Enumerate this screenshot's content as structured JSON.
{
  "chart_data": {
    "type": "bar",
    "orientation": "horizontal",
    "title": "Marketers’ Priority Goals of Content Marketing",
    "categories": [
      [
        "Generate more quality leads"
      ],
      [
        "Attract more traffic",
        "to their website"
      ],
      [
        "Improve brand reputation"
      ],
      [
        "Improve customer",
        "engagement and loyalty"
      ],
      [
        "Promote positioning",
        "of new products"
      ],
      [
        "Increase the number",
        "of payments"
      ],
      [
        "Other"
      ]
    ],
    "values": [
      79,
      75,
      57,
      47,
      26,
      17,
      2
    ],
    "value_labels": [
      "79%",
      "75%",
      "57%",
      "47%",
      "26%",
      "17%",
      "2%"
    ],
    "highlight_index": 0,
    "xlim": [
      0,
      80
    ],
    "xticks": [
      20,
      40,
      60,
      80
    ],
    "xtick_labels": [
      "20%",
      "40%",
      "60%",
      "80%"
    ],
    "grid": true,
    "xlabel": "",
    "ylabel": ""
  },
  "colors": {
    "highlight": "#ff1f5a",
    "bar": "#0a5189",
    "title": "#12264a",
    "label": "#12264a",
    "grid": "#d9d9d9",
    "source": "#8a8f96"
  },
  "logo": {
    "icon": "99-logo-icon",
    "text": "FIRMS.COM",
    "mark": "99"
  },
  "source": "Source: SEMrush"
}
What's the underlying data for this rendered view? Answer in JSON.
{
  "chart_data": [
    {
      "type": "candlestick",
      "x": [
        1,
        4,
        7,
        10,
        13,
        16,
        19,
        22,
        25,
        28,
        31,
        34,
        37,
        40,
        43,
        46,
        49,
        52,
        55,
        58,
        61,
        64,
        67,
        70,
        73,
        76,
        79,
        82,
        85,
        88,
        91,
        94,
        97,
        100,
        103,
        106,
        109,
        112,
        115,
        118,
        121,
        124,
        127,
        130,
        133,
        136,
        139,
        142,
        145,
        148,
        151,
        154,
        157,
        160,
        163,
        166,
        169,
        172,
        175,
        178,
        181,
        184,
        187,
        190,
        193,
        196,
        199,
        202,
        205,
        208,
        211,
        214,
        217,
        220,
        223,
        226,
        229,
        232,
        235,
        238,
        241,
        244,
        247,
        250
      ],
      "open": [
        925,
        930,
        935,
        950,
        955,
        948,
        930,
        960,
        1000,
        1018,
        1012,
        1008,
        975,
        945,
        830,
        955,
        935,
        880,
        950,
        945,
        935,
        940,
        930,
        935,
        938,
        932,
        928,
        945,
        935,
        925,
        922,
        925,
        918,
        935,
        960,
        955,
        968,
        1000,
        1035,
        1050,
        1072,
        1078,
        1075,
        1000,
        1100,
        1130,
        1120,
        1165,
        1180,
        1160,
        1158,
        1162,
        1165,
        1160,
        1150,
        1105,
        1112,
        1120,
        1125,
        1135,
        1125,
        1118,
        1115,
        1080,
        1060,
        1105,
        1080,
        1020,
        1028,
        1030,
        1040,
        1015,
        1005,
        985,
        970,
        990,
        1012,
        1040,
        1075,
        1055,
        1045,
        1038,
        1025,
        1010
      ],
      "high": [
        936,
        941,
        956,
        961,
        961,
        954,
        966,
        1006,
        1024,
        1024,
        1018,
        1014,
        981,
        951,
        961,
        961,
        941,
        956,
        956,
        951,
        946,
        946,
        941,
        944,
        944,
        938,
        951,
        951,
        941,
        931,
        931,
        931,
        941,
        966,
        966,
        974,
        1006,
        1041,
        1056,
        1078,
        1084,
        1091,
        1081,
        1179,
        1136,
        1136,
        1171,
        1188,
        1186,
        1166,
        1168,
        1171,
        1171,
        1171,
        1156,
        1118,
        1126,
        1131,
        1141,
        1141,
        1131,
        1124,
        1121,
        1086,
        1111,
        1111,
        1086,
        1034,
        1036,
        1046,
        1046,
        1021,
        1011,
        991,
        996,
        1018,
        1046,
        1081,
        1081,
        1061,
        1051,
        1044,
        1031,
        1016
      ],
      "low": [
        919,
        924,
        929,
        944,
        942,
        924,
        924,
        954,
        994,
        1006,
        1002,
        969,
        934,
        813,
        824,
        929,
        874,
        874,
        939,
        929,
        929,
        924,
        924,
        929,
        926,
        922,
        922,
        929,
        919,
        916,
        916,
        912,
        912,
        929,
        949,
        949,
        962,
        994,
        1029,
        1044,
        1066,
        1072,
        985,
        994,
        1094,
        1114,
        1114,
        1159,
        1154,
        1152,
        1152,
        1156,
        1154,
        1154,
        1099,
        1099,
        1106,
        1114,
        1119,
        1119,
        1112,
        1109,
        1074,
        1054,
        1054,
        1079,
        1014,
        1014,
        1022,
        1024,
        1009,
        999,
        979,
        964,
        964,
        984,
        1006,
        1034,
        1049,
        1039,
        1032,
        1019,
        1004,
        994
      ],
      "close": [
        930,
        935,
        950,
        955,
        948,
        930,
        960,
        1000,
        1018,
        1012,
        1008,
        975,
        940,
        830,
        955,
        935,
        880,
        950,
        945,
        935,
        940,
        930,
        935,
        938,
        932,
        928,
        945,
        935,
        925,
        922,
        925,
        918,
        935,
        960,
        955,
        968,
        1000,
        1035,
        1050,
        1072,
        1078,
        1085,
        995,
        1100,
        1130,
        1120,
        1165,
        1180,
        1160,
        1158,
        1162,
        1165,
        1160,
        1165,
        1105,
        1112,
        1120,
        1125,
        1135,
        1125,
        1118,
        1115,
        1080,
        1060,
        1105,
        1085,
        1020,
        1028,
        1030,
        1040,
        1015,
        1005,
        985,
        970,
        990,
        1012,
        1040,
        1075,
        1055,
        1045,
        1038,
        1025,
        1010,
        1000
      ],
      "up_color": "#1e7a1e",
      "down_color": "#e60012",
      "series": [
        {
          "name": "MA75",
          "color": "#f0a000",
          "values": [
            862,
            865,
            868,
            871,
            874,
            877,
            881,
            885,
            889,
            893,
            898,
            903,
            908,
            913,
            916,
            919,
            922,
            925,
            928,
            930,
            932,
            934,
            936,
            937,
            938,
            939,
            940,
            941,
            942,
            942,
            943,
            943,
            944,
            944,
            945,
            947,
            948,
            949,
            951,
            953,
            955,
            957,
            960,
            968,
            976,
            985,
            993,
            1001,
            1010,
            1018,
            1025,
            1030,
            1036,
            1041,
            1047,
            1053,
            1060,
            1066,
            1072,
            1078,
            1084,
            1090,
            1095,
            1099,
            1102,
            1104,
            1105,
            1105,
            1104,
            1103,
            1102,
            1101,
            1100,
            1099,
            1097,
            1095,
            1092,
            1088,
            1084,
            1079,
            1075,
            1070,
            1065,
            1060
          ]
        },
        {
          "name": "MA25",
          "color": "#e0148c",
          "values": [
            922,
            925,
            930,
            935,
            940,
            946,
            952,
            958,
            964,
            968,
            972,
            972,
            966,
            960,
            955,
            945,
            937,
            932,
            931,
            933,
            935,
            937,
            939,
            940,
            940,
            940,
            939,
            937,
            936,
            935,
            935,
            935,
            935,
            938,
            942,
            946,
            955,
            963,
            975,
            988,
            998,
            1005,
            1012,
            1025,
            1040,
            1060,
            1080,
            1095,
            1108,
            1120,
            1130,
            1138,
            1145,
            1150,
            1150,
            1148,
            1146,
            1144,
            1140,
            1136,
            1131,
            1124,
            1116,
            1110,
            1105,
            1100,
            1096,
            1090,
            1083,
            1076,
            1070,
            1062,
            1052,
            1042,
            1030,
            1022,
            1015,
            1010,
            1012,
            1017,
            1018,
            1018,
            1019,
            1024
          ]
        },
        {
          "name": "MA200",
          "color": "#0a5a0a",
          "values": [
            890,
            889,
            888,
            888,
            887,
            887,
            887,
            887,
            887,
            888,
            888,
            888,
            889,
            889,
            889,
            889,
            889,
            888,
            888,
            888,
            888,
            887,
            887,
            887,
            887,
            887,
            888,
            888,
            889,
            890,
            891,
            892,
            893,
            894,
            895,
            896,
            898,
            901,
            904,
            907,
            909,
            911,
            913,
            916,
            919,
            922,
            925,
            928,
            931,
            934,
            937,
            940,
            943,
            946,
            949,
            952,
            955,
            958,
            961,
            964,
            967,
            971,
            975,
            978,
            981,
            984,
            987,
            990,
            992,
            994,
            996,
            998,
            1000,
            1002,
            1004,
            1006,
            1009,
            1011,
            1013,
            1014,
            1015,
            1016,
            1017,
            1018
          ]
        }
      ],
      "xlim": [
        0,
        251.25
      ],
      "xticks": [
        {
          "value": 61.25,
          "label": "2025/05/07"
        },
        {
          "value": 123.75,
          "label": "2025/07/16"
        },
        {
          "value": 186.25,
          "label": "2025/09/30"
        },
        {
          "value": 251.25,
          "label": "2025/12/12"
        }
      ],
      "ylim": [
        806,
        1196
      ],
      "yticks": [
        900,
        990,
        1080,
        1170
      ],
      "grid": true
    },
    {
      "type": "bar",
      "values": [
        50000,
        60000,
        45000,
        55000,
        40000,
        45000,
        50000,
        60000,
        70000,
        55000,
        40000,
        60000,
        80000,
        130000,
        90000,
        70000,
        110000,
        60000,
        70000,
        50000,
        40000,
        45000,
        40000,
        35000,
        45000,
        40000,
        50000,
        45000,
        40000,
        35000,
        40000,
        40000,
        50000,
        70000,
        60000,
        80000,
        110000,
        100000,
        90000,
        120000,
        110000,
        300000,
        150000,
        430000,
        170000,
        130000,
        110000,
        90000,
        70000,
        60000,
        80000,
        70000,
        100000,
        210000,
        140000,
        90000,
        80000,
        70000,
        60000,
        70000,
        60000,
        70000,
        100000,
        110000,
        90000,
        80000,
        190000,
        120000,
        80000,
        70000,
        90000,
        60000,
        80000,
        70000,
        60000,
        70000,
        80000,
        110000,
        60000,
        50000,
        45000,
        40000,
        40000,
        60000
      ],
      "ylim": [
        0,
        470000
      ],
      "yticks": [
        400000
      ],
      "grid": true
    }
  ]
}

- Task requirements -
Going through the entries above, report how many lines include the string "title". The number alone is the answer.

- Expected answer -
2